== Aim ==
Write the material out again exactly.

[START Data supplied]

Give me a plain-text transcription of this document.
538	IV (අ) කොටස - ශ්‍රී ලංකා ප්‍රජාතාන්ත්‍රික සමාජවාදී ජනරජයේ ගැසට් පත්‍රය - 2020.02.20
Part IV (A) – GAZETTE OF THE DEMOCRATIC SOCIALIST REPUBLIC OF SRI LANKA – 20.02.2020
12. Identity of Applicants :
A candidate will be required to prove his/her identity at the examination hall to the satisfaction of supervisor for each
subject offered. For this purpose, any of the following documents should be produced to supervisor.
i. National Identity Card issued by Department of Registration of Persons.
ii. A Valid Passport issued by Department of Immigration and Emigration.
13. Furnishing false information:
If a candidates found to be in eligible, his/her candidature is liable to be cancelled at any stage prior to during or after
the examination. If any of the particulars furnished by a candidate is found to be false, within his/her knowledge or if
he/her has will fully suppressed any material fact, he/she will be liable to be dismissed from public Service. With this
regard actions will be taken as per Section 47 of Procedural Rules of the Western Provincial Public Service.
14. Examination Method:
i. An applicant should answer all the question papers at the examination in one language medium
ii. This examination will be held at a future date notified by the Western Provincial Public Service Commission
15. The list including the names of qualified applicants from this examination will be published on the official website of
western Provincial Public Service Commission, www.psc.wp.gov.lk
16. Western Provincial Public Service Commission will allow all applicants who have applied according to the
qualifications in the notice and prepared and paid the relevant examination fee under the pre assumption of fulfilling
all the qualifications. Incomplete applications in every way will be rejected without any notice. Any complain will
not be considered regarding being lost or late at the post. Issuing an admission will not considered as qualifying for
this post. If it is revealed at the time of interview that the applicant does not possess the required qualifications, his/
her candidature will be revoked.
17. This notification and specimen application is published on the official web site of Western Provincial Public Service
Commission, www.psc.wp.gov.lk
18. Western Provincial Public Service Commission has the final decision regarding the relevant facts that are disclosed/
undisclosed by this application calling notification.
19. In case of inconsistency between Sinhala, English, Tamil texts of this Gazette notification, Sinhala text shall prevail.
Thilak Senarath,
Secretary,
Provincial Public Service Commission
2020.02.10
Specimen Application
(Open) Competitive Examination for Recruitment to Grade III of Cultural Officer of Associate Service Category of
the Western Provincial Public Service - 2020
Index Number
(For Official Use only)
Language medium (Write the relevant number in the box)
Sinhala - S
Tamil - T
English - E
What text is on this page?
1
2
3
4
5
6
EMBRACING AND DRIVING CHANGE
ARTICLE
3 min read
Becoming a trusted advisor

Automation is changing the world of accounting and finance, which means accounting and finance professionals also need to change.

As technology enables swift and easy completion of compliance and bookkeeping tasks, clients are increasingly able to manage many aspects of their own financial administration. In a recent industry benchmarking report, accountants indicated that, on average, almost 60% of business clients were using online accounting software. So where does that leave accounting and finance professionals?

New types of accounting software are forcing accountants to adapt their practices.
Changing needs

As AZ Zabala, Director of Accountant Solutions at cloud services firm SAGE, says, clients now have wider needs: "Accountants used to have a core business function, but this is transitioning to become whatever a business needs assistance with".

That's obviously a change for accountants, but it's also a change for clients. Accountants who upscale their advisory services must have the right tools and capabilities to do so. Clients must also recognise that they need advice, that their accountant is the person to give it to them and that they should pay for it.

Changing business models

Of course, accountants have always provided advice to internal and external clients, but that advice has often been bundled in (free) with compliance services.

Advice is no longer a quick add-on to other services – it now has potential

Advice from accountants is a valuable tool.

[END Data supplied]

== Task output ==
Give me a plain-text transcription of this document.
538	IV (අ) කොටස - ශ්‍රී ලංකා ප්‍රජාතාන්ත්‍රික සමාජවාදී ජනරජයේ ගැසට් පත්‍රය - 2020.02.20
Part IV (A) – GAZETTE OF THE DEMOCRATIC SOCIALIST REPUBLIC OF SRI LANKA – 20.02.2020
12. Identity of Applicants :
A candidate will be required to prove his/her identity at the examination hall to the satisfaction of supervisor for each
subject offered. For this purpose, any of the following documents should be produced to supervisor.
i. National Identity Card issued by Department of Registration of Persons.
ii. A Valid Passport issued by Department of Immigration and Emigration.
13. Furnishing false information:
If a candidates found to be in eligible, his/her candidature is liable to be cancelled at any stage prior to during or after
the examination. If any of the particulars furnished by a candidate is found to be false, within his/her knowledge or if
he/her has will fully suppressed any material fact, he/she will be liable to be dismissed from public Service. With this
regard actions will be taken as per Section 47 of Procedural Rules of the Western Provincial Public Service.
14. Examination Method:
i. An applicant should answer all the question papers at the examination in one language medium
ii. This examination will be held at a future date notified by the Western Provincial Public Service Commission
15. The list including the names of qualified applicants from this examination will be published on the official website of
western Provincial Public Service Commission, www.psc.wp.gov.lk
16. Western Provincial Public Service Commission will allow all applicants who have applied according to the
qualifications in the notice and prepared and paid the relevant examination fee under the pre assumption of fulfilling
all the qualifications. Incomplete applications in every way will be rejected without any notice. Any complain will
not be considered regarding being lost or late at the post. Issuing an admission will not considered as qualifying for
this post. If it is revealed at the time of interview that the applicant does not possess the required qualifications, his/
her candidature will be revoked.
17. This notification and specimen application is published on the official web site of Western Provincial Public Service
Commission, www.psc.wp.gov.lk
18. Western Provincial Public Service Commission has the final decision regarding the relevant facts that are disclosed/
undisclosed by this application calling notification.
19. In case of inconsistency between Sinhala, English, Tamil texts of this Gazette notification, Sinhala text shall prevail.
Thilak Senarath,
Secretary,
Provincial Public Service Commission
2020.02.10
Specimen Application
(Open) Competitive Examination for Recruitment to Grade III of Cultural Officer of Associate Service Category of
the Western Provincial Public Service - 2020
Index Number
(For Official Use only)
Language medium (Write the relevant number in the box)
Sinhala - S
Tamil - T
English - E
What text is on this page?
1
2
3
4
5
6
EMBRACING AND DRIVING CHANGE
ARTICLE
3 min read
Becoming a trusted advisor

Automation is changing the world of accounting and finance, which means accounting and finance professionals also need to change.

As technology enables swift and easy completion of compliance and bookkeeping tasks, clients are increasingly able to manage many aspects of their own financial administration. In a recent industry benchmarking report, accountants indicated that, on average, almost 60% of business clients were using online accounting software. So where does that leave accounting and finance professionals?

New types of accounting software are forcing accountants to adapt their practices.
Changing needs

As AZ Zabala, Director of Accountant Solutions at cloud services firm SAGE, says, clients now have wider needs: "Accountants used to have a core business function, but this is transitioning to become whatever a business needs assistance with".

That's obviously a change for accountants, but it's also a change for clients. Accountants who upscale their advisory services must have the right tools and capabilities to do so. Clients must also recognise that they need advice, that their accountant is the person to give it to them and that they should pay for it.

Changing business models

Of course, accountants have always provided advice to internal and external clients, but that advice has often been bundled in (free) with compliance services.

Advice is no longer a quick add-on to other services – it now has potential

Advice from accountants is a valuable tool.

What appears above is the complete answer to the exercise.